## [Task prompt]
Reproduce all lines of the listing below in which the word "this" occurs.

## [Dataset records]
-*-*-
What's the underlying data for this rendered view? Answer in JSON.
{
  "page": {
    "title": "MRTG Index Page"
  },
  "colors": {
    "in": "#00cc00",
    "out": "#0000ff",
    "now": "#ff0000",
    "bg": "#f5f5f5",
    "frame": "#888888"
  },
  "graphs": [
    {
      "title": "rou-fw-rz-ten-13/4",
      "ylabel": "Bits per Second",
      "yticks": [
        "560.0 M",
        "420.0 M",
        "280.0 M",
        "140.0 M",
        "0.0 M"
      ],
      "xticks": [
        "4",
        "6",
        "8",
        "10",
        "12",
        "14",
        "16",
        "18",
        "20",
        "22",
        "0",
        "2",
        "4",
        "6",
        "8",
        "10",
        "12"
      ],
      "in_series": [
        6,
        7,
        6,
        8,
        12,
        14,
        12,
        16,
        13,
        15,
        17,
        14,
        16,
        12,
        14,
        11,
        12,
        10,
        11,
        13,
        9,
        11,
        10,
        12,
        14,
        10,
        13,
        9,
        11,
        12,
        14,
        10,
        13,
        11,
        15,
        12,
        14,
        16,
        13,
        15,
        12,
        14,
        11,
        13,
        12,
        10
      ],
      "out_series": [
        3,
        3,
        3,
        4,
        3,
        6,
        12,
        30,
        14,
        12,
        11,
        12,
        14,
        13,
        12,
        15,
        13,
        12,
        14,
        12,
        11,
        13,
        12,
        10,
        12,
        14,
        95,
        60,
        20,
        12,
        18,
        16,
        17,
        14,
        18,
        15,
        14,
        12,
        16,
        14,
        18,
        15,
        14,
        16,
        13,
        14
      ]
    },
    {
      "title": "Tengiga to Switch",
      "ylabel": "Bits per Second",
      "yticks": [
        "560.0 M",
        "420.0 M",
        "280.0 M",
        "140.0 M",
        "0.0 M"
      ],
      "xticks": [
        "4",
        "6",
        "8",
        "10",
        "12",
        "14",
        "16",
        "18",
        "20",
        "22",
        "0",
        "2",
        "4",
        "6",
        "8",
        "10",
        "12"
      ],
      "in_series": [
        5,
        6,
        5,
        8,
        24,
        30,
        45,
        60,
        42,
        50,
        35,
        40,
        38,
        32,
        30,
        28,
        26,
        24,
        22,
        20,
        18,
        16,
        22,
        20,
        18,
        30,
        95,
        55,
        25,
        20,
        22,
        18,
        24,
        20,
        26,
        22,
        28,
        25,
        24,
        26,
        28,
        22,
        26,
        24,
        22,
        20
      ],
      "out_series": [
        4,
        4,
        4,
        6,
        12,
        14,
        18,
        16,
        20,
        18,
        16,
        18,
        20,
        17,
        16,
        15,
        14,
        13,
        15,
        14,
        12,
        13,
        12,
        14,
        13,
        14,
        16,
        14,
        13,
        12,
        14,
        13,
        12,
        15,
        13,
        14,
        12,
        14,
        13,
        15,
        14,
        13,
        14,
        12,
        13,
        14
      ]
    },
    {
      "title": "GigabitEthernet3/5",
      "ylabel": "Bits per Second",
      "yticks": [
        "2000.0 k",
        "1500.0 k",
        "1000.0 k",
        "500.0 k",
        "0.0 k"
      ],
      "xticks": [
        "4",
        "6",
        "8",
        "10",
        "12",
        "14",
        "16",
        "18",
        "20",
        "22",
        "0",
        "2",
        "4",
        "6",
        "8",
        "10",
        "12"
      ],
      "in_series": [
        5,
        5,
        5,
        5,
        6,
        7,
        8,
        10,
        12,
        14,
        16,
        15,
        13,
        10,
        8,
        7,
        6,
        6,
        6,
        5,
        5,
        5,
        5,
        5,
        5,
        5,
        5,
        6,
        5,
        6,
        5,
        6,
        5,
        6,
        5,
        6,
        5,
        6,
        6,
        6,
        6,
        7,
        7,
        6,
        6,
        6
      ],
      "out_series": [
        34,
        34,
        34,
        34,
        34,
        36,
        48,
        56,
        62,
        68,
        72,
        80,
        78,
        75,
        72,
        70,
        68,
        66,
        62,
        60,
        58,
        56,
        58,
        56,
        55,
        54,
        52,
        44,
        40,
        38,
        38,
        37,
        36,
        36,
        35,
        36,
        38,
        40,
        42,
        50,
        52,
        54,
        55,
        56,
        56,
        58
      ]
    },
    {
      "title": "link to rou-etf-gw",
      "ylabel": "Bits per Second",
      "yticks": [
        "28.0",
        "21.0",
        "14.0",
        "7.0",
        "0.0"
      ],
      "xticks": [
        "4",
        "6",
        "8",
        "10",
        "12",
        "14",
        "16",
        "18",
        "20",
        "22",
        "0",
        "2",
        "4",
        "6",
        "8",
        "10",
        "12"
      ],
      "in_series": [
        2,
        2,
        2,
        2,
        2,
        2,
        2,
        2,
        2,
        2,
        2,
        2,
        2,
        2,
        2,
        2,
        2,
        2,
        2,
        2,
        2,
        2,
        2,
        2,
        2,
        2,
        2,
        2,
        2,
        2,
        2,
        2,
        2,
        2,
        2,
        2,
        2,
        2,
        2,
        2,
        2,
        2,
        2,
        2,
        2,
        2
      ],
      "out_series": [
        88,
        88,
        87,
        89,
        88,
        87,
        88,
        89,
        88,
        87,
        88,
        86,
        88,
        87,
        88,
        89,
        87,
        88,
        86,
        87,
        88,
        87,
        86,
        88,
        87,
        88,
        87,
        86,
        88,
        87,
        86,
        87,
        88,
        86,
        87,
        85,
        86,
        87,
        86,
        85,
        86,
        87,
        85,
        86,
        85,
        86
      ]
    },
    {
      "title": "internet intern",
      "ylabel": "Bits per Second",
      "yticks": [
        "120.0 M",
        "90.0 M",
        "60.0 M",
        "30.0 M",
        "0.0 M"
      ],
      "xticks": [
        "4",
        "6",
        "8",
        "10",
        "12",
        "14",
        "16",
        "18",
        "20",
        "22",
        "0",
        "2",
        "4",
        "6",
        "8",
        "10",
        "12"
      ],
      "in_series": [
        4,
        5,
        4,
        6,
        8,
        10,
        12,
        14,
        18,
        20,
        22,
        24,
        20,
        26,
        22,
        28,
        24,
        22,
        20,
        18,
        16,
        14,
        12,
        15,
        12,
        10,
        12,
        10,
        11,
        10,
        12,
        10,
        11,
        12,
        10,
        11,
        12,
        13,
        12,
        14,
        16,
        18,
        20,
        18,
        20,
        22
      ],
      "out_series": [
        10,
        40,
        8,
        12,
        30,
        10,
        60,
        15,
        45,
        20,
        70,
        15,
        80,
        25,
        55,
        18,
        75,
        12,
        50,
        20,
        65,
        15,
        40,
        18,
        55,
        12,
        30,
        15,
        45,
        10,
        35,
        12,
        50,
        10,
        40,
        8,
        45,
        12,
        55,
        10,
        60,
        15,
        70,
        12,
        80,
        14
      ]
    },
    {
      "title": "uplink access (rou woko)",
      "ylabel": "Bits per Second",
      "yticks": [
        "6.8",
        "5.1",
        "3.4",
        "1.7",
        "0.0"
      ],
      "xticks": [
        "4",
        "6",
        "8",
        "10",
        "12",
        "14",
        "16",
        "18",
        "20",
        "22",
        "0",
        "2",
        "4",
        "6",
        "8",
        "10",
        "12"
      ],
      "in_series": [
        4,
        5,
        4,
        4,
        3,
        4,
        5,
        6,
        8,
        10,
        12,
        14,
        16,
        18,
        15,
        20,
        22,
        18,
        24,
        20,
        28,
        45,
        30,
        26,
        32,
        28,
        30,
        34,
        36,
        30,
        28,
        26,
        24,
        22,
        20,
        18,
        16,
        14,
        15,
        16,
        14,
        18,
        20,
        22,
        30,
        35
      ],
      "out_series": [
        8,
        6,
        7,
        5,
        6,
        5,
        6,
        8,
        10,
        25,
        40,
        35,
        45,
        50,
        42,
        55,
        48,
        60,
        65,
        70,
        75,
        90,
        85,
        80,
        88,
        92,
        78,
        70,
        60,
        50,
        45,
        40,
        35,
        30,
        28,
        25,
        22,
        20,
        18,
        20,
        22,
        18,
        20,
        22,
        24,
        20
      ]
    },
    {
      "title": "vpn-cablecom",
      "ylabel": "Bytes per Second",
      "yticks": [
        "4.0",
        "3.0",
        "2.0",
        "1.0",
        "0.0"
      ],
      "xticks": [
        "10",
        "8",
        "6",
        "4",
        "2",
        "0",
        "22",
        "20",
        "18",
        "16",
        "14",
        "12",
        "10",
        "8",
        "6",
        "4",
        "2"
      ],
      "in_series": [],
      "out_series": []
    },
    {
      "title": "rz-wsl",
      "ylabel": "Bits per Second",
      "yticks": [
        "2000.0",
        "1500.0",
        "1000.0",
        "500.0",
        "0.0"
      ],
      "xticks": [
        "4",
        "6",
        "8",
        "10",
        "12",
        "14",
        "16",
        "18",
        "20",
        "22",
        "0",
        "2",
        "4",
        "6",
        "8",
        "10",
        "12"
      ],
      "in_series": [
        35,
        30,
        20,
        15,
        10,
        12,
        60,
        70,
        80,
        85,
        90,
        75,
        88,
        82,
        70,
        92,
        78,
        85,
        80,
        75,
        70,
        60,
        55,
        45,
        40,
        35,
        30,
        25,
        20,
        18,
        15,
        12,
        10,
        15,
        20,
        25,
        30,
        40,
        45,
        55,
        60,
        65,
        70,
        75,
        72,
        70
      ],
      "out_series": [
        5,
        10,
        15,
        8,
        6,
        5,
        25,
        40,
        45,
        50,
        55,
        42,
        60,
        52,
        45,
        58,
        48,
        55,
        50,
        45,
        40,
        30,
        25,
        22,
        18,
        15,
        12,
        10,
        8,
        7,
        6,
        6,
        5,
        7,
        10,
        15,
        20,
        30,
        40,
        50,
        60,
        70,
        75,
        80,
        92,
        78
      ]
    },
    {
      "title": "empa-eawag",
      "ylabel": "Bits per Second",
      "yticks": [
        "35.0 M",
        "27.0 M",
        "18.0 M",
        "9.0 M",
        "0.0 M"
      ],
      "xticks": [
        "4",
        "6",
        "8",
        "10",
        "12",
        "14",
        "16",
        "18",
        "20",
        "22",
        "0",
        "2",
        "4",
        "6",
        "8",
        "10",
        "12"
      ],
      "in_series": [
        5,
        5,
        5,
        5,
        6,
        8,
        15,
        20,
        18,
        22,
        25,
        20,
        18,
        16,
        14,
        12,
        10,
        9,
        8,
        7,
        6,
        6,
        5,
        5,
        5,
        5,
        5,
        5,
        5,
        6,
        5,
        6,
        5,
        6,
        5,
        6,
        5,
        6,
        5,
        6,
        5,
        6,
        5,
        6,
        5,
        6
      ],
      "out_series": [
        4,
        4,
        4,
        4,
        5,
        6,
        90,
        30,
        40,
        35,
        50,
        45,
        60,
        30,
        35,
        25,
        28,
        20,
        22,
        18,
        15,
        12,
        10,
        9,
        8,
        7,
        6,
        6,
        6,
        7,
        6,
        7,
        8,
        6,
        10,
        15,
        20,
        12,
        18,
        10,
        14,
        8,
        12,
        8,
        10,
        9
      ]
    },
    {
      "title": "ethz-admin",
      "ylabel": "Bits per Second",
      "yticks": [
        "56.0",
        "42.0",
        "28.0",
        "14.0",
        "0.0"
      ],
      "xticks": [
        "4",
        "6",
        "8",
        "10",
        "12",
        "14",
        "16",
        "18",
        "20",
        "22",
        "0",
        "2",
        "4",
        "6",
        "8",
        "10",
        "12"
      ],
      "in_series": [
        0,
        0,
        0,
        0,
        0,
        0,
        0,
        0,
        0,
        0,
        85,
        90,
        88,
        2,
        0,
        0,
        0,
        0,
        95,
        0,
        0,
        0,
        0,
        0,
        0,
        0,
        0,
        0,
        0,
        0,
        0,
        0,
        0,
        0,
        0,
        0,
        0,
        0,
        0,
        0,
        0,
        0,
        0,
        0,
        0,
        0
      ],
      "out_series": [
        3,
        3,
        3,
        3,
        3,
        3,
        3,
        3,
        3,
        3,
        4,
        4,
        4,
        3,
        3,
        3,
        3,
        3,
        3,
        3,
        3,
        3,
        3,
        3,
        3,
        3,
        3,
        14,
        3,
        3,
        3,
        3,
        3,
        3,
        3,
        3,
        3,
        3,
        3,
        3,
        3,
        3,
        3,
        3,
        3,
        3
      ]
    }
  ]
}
-*-*-
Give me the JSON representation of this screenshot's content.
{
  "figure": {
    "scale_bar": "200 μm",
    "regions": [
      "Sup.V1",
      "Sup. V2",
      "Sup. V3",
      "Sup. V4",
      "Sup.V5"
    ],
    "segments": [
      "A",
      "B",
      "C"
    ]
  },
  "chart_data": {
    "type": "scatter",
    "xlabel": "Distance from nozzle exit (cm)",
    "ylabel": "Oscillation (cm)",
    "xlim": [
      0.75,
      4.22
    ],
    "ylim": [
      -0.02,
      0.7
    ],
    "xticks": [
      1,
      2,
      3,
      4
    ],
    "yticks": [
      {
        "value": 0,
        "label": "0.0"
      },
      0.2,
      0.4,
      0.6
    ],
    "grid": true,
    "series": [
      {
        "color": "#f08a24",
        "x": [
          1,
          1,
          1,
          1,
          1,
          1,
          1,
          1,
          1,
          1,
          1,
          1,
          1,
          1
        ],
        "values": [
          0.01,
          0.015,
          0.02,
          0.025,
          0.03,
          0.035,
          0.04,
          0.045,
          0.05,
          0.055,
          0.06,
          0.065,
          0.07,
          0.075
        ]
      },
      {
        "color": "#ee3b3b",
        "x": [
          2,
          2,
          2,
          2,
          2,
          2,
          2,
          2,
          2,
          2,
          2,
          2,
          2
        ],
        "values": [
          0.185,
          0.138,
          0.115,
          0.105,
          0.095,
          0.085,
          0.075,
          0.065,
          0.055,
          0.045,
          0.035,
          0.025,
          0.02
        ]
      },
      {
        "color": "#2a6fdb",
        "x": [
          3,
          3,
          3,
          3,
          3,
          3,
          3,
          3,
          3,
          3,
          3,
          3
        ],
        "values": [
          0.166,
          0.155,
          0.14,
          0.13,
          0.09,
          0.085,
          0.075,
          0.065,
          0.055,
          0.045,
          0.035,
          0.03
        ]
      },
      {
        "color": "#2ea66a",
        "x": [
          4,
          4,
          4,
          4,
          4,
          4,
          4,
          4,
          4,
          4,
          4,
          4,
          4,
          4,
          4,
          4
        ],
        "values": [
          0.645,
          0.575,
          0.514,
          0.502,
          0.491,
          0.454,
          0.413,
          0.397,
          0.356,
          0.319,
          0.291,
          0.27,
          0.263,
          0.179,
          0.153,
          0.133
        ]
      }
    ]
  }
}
-*-*-
## [The solution]
What's the underlying data for this rendered view? Answer in JSON.
Give me the JSON representation of this screenshot's content.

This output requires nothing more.